[Data items]

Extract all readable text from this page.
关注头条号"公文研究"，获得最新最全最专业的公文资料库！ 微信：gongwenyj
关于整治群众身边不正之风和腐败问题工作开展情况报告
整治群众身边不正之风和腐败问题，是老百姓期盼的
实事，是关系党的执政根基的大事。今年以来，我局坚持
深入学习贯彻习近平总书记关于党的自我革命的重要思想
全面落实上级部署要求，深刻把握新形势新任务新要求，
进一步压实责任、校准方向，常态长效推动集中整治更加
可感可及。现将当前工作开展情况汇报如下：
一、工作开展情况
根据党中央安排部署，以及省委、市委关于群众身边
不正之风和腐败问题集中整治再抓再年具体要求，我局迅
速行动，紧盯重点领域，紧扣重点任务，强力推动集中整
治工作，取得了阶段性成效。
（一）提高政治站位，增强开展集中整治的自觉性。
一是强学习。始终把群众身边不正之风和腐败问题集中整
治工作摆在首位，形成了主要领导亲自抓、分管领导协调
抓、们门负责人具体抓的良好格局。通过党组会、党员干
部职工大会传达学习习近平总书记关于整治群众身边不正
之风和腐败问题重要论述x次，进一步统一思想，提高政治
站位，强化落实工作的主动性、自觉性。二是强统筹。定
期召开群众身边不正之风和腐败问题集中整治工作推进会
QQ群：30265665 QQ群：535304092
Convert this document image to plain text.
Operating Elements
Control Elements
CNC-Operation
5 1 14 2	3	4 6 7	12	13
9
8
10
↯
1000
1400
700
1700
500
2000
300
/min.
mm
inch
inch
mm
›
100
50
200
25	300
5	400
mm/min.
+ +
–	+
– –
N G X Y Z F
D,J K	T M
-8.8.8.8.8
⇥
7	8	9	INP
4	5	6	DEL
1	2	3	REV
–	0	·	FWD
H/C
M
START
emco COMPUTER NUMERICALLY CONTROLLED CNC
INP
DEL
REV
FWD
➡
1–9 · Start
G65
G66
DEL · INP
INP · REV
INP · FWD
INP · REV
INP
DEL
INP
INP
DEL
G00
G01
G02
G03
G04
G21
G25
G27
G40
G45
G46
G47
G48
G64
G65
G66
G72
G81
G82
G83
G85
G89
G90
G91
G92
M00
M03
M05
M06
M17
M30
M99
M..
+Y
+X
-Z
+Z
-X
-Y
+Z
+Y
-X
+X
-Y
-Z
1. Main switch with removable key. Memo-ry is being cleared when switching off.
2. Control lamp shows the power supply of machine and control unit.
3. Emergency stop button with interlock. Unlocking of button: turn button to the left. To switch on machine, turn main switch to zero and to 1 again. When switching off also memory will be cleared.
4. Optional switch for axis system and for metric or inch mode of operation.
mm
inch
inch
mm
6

# GOAL
Identify lines with the string "switching". Copy each one.

# RESULT OF THIS EXERCISE
1. Main switch with removable key. Memo-ry is being cleared when switching off.
3. Emergency stop button with interlock. Unlocking of button: turn button to the left. To switch on machine, turn main switch to zero and to 1 again. When switching off also memory will be cleared.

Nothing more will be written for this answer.